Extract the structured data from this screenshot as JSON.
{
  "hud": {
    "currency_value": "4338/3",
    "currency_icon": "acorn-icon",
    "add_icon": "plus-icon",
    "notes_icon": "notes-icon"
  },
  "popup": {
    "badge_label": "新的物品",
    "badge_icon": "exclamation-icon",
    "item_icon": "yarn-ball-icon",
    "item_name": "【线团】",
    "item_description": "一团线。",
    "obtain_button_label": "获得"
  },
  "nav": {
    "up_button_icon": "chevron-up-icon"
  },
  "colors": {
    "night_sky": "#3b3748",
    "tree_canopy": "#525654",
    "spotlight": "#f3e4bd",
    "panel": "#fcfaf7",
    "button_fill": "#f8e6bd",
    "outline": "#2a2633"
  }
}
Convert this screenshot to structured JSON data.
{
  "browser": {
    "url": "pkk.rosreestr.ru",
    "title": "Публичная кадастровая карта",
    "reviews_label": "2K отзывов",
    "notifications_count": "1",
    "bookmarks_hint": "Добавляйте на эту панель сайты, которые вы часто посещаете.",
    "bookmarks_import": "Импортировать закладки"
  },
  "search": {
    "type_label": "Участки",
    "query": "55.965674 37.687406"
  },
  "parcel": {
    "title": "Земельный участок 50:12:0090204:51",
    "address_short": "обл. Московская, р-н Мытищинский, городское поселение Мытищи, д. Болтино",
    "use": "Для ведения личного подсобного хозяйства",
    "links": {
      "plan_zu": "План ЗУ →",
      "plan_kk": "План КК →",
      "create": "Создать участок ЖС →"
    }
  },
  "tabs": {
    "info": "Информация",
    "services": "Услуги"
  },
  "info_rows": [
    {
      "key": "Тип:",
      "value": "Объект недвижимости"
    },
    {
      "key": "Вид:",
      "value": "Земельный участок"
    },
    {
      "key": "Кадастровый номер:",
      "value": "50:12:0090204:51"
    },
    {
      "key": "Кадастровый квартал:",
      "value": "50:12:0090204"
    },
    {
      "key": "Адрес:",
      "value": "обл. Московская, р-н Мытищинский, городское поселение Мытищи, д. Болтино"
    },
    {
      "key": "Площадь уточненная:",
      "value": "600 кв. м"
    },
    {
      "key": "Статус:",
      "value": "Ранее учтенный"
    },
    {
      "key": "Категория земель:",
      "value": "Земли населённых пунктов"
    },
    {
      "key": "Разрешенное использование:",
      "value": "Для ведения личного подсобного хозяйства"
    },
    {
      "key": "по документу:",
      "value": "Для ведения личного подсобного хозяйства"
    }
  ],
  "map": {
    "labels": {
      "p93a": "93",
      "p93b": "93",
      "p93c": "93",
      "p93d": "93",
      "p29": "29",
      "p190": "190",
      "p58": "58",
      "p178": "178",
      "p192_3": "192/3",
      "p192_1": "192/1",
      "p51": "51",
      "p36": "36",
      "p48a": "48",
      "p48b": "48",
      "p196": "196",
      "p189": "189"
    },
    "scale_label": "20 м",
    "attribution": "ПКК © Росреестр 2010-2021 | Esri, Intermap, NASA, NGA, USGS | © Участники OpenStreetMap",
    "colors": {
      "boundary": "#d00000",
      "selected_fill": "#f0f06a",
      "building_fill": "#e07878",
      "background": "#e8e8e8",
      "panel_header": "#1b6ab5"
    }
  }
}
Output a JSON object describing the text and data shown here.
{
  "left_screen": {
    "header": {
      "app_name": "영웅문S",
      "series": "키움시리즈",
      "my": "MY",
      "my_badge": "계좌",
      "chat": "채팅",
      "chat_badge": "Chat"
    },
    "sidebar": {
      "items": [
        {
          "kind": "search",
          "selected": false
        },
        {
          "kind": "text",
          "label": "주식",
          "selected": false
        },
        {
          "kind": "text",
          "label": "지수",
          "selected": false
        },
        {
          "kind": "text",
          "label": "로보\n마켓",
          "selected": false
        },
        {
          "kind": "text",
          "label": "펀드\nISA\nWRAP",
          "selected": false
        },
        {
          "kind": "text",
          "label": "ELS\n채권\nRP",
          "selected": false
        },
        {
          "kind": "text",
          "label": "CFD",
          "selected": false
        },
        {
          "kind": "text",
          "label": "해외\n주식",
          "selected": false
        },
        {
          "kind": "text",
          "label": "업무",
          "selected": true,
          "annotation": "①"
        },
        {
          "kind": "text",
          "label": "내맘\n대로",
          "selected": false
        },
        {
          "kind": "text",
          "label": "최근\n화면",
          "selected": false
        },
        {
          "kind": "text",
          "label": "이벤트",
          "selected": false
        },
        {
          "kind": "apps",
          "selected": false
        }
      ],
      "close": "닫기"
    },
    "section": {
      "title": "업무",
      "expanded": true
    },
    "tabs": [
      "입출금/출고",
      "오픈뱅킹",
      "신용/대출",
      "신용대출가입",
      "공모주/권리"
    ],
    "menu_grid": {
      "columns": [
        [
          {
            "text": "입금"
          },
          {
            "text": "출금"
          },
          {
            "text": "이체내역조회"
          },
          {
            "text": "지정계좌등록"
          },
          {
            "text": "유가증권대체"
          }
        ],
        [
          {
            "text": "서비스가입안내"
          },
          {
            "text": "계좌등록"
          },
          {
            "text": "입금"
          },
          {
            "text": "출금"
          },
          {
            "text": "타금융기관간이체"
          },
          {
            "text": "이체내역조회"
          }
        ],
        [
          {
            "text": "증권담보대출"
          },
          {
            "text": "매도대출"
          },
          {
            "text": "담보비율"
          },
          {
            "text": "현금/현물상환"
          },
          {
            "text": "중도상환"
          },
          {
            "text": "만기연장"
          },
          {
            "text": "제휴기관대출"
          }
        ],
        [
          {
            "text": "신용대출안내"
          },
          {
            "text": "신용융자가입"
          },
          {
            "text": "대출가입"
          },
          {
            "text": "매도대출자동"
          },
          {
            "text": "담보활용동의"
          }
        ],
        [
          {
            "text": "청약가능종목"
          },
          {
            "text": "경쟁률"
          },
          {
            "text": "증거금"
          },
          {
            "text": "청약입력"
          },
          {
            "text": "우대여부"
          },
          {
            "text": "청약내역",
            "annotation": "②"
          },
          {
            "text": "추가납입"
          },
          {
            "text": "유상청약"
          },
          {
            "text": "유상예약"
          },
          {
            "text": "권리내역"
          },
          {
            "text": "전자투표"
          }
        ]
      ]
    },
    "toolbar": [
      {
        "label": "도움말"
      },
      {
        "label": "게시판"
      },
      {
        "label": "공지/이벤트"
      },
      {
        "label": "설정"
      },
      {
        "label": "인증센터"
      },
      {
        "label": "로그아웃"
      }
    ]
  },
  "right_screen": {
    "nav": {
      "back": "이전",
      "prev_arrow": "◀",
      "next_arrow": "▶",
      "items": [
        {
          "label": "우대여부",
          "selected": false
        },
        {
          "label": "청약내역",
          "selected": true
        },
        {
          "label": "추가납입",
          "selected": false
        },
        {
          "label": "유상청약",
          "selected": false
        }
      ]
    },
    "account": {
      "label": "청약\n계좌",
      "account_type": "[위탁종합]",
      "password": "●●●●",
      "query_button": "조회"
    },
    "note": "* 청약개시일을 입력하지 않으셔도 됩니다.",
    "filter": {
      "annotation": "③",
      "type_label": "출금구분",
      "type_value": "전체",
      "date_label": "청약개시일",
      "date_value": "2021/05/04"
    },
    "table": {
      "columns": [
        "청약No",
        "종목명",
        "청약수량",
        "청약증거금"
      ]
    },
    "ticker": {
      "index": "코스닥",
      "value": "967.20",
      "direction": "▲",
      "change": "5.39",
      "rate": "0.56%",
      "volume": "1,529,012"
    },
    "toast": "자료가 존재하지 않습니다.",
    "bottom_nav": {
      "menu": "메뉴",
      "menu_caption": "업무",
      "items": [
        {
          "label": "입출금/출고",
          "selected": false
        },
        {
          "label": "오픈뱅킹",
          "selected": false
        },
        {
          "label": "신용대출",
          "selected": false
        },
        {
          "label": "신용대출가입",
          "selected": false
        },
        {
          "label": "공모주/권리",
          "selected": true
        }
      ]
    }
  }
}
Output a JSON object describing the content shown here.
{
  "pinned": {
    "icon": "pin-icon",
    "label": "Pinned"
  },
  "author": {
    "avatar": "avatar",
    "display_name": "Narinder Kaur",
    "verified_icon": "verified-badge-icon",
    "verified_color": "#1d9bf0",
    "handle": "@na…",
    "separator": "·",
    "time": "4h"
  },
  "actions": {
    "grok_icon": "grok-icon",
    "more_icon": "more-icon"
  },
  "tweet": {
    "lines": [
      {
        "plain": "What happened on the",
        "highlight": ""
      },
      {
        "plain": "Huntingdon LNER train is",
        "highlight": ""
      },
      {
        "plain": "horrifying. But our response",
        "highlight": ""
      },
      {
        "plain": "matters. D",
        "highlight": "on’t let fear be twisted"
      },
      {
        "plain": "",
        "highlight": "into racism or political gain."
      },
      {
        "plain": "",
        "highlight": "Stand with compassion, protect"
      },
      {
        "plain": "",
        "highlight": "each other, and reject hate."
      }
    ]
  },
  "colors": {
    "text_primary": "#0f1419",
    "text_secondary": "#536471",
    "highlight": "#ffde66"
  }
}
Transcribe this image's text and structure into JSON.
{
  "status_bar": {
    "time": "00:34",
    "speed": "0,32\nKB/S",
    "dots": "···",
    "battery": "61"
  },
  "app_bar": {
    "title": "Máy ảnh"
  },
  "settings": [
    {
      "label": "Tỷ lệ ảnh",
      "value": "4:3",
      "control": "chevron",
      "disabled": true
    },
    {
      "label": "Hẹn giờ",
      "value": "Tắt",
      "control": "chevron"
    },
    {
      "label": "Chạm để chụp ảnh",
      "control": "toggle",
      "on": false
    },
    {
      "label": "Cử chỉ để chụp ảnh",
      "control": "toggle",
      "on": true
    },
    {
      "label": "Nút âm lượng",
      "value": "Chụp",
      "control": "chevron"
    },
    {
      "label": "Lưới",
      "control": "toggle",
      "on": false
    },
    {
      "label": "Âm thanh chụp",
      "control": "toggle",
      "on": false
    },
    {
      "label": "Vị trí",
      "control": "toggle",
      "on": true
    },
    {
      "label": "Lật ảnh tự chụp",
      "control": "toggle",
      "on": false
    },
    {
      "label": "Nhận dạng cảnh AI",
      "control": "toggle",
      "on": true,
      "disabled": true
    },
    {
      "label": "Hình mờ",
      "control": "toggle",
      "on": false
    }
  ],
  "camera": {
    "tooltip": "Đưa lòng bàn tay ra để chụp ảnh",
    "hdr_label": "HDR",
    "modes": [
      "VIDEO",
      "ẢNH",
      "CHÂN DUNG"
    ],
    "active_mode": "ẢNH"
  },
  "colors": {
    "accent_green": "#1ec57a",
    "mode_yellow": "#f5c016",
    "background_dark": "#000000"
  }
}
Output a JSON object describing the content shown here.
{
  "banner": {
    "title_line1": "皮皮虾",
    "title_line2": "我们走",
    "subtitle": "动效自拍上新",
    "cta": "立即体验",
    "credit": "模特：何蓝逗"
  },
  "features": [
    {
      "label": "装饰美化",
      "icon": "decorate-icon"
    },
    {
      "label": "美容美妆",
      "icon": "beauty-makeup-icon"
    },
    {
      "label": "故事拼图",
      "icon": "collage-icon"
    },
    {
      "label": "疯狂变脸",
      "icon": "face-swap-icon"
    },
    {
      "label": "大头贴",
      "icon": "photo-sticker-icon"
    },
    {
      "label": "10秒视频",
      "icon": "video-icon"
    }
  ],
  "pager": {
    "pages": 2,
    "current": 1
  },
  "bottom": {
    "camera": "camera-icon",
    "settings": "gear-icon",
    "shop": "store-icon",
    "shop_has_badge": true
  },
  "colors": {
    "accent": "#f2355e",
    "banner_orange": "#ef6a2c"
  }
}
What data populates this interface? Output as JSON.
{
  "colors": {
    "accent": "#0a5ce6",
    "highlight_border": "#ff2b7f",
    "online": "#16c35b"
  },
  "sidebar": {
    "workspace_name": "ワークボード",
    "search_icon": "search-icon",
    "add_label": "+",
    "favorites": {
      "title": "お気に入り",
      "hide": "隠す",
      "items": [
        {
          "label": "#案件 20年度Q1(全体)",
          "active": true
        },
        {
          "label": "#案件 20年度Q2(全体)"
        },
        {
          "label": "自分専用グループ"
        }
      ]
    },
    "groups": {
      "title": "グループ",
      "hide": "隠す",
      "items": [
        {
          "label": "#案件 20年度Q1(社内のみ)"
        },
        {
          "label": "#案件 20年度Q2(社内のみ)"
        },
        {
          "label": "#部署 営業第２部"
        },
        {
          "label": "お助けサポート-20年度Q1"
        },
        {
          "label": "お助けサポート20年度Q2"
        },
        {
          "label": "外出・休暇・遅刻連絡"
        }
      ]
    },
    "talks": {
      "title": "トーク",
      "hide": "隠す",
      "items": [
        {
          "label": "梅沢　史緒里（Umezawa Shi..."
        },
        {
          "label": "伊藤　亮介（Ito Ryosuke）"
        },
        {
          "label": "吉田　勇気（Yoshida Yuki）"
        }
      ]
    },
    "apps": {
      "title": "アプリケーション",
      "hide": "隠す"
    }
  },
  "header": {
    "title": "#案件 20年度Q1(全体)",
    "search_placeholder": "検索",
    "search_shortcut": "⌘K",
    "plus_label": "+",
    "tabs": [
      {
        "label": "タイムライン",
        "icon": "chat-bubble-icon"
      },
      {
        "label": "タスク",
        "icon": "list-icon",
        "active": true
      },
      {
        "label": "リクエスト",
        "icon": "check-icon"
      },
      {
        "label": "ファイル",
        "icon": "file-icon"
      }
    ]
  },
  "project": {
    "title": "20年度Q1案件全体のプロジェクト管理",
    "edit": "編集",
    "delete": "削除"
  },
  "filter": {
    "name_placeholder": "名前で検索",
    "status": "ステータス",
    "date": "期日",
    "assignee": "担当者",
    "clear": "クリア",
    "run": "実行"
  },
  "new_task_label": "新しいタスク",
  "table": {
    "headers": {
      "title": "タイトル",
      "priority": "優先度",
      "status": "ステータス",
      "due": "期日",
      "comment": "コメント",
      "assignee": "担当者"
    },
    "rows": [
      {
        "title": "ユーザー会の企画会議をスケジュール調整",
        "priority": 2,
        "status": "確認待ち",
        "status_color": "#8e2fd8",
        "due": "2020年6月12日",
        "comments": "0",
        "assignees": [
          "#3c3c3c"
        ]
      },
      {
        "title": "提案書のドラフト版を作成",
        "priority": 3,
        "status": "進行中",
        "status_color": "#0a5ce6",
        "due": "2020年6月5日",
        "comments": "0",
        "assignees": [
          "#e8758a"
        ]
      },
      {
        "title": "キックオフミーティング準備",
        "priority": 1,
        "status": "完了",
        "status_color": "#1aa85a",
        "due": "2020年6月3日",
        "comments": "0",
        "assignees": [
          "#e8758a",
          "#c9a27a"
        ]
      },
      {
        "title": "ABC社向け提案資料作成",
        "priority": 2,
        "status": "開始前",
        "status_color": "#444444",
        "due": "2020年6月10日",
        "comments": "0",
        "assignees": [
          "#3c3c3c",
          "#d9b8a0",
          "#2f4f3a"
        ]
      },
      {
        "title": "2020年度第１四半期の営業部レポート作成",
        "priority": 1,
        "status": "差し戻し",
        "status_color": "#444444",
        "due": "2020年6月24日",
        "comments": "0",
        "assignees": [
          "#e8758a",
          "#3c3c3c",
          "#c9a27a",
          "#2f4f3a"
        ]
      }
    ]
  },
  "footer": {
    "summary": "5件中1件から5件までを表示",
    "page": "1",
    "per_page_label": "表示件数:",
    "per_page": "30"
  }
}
····················
> **What this task involves**
Find the lines containing "data" and pull them out.

> **Exercise solution**
Extract the structured data from this screenshot as JSON.
Convert this screenshot to structured JSON data.
Output a JSON object describing the text and data shown here.
What data populates this interface? Output as JSON.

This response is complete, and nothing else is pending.